• **RECORDS SUPPLIED**:
++++++++++

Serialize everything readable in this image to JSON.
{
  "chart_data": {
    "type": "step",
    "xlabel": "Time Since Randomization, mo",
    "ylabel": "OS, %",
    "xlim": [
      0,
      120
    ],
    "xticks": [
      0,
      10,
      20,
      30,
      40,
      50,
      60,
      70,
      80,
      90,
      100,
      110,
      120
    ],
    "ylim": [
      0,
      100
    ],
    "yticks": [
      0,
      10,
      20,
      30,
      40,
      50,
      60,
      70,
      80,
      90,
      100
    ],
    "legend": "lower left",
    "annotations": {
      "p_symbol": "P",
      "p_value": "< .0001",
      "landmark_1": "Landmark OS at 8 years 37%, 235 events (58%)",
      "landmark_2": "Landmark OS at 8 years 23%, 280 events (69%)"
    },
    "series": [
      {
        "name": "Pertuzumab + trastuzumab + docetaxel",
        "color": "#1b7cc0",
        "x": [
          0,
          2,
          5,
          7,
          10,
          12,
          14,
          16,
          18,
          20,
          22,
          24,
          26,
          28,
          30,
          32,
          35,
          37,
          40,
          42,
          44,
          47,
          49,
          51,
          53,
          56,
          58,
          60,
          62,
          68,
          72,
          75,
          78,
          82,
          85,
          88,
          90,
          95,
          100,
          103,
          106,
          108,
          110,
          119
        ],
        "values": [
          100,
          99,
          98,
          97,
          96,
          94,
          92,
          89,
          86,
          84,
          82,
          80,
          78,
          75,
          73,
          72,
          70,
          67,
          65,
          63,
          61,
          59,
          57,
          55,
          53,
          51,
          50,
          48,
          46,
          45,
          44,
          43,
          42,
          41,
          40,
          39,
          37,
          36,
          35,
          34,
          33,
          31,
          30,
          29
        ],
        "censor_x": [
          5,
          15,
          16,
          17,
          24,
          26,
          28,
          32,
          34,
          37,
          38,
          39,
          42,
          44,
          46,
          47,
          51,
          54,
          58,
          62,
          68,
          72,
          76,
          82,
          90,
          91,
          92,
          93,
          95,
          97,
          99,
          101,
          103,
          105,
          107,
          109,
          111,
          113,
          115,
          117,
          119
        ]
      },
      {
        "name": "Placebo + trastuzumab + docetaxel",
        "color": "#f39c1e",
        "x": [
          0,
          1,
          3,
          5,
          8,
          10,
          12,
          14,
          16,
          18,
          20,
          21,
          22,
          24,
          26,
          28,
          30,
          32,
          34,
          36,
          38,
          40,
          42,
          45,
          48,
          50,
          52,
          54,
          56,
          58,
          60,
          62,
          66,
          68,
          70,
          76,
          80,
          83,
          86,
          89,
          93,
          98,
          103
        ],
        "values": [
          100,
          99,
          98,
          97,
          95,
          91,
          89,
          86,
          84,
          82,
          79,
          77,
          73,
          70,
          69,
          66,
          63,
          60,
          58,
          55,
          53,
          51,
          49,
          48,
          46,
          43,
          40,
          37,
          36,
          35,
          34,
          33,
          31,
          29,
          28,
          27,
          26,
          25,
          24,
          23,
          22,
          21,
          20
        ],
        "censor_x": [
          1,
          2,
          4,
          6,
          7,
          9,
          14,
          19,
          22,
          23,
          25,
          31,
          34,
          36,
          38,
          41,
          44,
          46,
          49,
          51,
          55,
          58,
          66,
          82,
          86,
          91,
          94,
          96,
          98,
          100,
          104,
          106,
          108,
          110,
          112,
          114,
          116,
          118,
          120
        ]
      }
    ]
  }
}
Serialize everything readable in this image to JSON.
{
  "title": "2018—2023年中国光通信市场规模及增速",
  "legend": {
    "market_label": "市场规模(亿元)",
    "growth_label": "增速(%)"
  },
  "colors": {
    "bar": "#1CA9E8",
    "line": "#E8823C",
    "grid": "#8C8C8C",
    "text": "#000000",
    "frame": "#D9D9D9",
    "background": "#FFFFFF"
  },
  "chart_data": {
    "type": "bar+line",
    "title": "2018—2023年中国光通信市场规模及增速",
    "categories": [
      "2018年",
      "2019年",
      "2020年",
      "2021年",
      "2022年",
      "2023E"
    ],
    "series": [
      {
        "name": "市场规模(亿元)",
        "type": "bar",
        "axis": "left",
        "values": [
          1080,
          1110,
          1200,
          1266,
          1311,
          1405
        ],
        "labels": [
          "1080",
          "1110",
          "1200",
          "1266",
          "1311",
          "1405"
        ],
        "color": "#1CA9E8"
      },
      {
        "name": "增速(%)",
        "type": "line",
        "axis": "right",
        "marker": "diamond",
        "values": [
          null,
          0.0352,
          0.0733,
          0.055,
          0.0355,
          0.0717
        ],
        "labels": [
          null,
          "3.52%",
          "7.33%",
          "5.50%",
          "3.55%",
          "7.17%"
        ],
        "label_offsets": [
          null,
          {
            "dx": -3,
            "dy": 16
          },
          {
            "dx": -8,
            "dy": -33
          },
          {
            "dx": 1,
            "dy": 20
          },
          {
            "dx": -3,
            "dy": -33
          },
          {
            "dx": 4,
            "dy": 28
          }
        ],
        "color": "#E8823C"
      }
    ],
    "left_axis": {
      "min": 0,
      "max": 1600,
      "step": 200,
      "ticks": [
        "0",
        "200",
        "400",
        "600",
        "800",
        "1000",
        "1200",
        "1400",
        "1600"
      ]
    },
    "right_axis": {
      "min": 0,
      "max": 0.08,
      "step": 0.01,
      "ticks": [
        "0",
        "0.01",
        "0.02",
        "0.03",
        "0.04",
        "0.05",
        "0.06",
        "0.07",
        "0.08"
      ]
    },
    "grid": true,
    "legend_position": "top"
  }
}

++++++++++

Each line above is to be repeated exactly.

• **THE SOLUTION**:
Serialize everything readable in this image to JSON.
{
  "chart_data": {
    "type": "step",
    "xlabel": "Time Since Randomization, mo",
    "ylabel": "OS, %",
    "xlim": [
      0,
      120
    ],
    "xticks": [
      0,
      10,
      20,
      30,
      40,
      50,
      60,
      70,
      80,
      90,
      100,
      110,
      120
    ],
    "ylim": [
      0,
      100
    ],
    "yticks": [
      0,
      10,
      20,
      30,
      40,
      50,
      60,
      70,
      80,
      90,
      100
    ],
    "legend": "lower left",
    "annotations": {
      "p_symbol": "P",
      "p_value": "< .0001",
      "landmark_1": "Landmark OS at 8 years 37%, 235 events (58%)",
      "landmark_2": "Landmark OS at 8 years 23%, 280 events (69%)"
    },
    "series": [
      {
        "name": "Pertuzumab + trastuzumab + docetaxel",
        "color": "#1b7cc0",
        "x": [
          0,
          2,
          5,
          7,
          10,
          12,
          14,
          16,
          18,
          20,
          22,
          24,
          26,
          28,
          30,
          32,
          35,
          37,
          40,
          42,
          44,
          47,
          49,
          51,
          53,
          56,
          58,
          60,
          62,
          68,
          72,
          75,
          78,
          82,
          85,
          88,
          90,
          95,
          100,
          103,
          106,
          108,
          110,
          119
        ],
        "values": [
          100,
          99,
          98,
          97,
          96,
          94,
          92,
          89,
          86,
          84,
          82,
          80,
          78,
          75,
          73,
          72,
          70,
          67,
          65,
          63,
          61,
          59,
          57,
          55,
          53,
          51,
          50,
          48,
          46,
          45,
          44,
          43,
          42,
          41,
          40,
          39,
          37,
          36,
          35,
          34,
          33,
          31,
          30,
          29
        ],
        "censor_x": [
          5,
          15,
          16,
          17,
          24,
          26,
          28,
          32,
          34,
          37,
          38,
          39,
          42,
          44,
          46,
          47,
          51,
          54,
          58,
          62,
          68,
          72,
          76,
          82,
          90,
          91,
          92,
          93,
          95,
          97,
          99,
          101,
          103,
          105,
          107,
          109,
          111,
          113,
          115,
          117,
          119
        ]
      },
      {
        "name": "Placebo + trastuzumab + docetaxel",
        "color": "#f39c1e",
        "x": [
          0,
          1,
          3,
          5,
          8,
          10,
          12,
          14,
          16,
          18,
          20,
          21,
          22,
          24,
          26,
          28,
          30,
          32,
          34,
          36,
          38,
          40,
          42,
          45,
          48,
          50,
          52,
          54,
          56,
          58,
          60,
          62,
          66,
          68,
          70,
          76,
          80,
          83,
          86,
          89,
          93,
          98,
          103
        ],
        "values": [
          100,
          99,
          98,
          97,
          95,
          91,
          89,
          86,
          84,
          82,
          79,
          77,
          73,
          70,
          69,
          66,
          63,
          60,
          58,
          55,
          53,
          51,
          49,
          48,
          46,
          43,
          40,
          37,
          36,
          35,
          34,
          33,
          31,
          29,
          28,
          27,
          26,
          25,
          24,
          23,
          22,
          21,
          20
        ],
        "censor_x": [
          1,
          2,
          4,
          6,
          7,
          9,
          14,
          19,
          22,
          23,
          25,
          31,
          34,
          36,
          38,
          41,
          44,
          46,
          49,
          51,
          55,
          58,
          66,
          82,
          86,
          91,
          94,
          96,
          98,
          100,
          104,
          106,
          108,
          110,
          112,
          114,
          116,
          118,
          120
        ]
      }
    ]
  }
}
Serialize everything readable in this image to JSON.
{
  "title": "2018—2023年中国光通信市场规模及增速",
  "legend": {
    "market_label": "市场规模(亿元)",
    "growth_label": "增速(%)"
  },
  "colors": {
    "bar": "#1CA9E8",
    "line": "#E8823C",
    "grid": "#8C8C8C",
    "text": "#000000",
    "frame": "#D9D9D9",
    "background": "#FFFFFF"
  },
  "chart_data": {
    "type": "bar+line",
    "title": "2018—2023年中国光通信市场规模及增速",
    "categories": [
      "2018年",
      "2019年",
      "2020年",
      "2021年",
      "2022年",
      "2023E"
    ],
    "series": [
      {
        "name": "市场规模(亿元)",
        "type": "bar",
        "axis": "left",
        "values": [
          1080,
          1110,
          1200,
          1266,
          1311,
          1405
        ],
        "labels": [
          "1080",
          "1110",
          "1200",
          "1266",
          "1311",
          "1405"
        ],
        "color": "#1CA9E8"
      },
      {
        "name": "增速(%)",
        "type": "line",
        "axis": "right",
        "marker": "diamond",
        "values": [
          null,
          0.0352,
          0.0733,
          0.055,
          0.0355,
          0.0717
        ],
        "labels": [
          null,
          "3.52%",
          "7.33%",
          "5.50%",
          "3.55%",
          "7.17%"
        ],
        "label_offsets": [
          null,
          {
            "dx": -3,
            "dy": 16
          },
          {
            "dx": -8,
            "dy": -33
          },
          {
            "dx": 1,
            "dy": 20
          },
          {
            "dx": -3,
            "dy": -33
          },
          {
            "dx": 4,
            "dy": 28
          }
        ],
        "color": "#E8823C"
      }
    ],
    "left_axis": {
      "min": 0,
      "max": 1600,
      "step": 200,
      "ticks": [
        "0",
        "200",
        "400",
        "600",
        "800",
        "1000",
        "1200",
        "1400",
        "1600"
      ]
    },
    "right_axis": {
      "min": 0,
      "max": 0.08,
      "step": 0.01,
      "ticks": [
        "0",
        "0.01",
        "0.02",
        "0.03",
        "0.04",
        "0.05",
        "0.06",
        "0.07",
        "0.08"
      ]
    },
    "grid": true,
    "legend_position": "top"
  }
}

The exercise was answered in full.